>> start Dataset excerpts

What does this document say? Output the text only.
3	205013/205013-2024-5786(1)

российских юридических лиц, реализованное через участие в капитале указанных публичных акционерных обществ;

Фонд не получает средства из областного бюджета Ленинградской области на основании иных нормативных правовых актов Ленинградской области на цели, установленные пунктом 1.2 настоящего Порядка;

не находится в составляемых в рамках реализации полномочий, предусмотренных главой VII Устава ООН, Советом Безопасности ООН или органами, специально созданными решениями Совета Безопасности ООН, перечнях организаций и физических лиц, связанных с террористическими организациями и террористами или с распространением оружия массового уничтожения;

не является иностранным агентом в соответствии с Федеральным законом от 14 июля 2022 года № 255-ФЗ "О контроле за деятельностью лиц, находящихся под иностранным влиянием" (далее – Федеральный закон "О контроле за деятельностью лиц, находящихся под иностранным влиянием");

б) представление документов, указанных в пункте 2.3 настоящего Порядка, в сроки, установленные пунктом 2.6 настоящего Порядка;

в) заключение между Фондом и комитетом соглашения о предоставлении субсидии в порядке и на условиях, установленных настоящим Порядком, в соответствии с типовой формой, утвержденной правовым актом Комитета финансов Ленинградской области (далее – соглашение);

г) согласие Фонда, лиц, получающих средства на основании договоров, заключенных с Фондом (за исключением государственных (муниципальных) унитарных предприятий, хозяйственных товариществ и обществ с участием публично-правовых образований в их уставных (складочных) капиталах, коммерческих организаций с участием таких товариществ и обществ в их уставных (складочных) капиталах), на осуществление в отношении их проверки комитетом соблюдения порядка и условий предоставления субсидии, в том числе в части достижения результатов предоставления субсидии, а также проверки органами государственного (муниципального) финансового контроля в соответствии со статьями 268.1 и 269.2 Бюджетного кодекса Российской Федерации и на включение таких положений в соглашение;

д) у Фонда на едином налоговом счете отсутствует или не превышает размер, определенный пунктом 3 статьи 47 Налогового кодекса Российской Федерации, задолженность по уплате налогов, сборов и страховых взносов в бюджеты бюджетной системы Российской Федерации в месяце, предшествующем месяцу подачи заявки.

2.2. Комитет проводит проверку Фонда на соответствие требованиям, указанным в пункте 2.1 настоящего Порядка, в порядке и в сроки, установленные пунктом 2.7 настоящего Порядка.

>> end Dataset excerpts

> _Your instructions_: Extract the entries above verbatim.

> _The result_:
What does this document say? Output the text only.
3	205013/205013-2024-5786(1)

российских юридических лиц, реализованное через участие в капитале указанных публичных акционерных обществ;

Фонд не получает средства из областного бюджета Ленинградской области на основании иных нормативных правовых актов Ленинградской области на цели, установленные пунктом 1.2 настоящего Порядка;

не находится в составляемых в рамках реализации полномочий, предусмотренных главой VII Устава ООН, Советом Безопасности ООН или органами, специально созданными решениями Совета Безопасности ООН, перечнях организаций и физических лиц, связанных с террористическими организациями и террористами или с распространением оружия массового уничтожения;

не является иностранным агентом в соответствии с Федеральным законом от 14 июля 2022 года № 255-ФЗ "О контроле за деятельностью лиц, находящихся под иностранным влиянием" (далее – Федеральный закон "О контроле за деятельностью лиц, находящихся под иностранным влиянием");

б) представление документов, указанных в пункте 2.3 настоящего Порядка, в сроки, установленные пунктом 2.6 настоящего Порядка;

в) заключение между Фондом и комитетом соглашения о предоставлении субсидии в порядке и на условиях, установленных настоящим Порядком, в соответствии с типовой формой, утвержденной правовым актом Комитета финансов Ленинградской области (далее – соглашение);

г) согласие Фонда, лиц, получающих средства на основании договоров, заключенных с Фондом (за исключением государственных (муниципальных) унитарных предприятий, хозяйственных товариществ и обществ с участием публично-правовых образований в их уставных (складочных) капиталах, коммерческих организаций с участием таких товариществ и обществ в их уставных (складочных) капиталах), на осуществление в отношении их проверки комитетом соблюдения порядка и условий предоставления субсидии, в том числе в части достижения результатов предоставления субсидии, а также проверки органами государственного (муниципального) финансового контроля в соответствии со статьями 268.1 и 269.2 Бюджетного кодекса Российской Федерации и на включение таких положений в соглашение;

д) у Фонда на едином налоговом счете отсутствует или не превышает размер, определенный пунктом 3 статьи 47 Налогового кодекса Российской Федерации, задолженность по уплате налогов, сборов и страховых взносов в бюджеты бюджетной системы Российской Федерации в месяце, предшествующем месяцу подачи заявки.

2.2. Комитет проводит проверку Фонда на соответствие требованиям, указанным в пункте 2.1 настоящего Порядка, в порядке и в сроки, установленные пунктом 2.7 настоящего Порядка.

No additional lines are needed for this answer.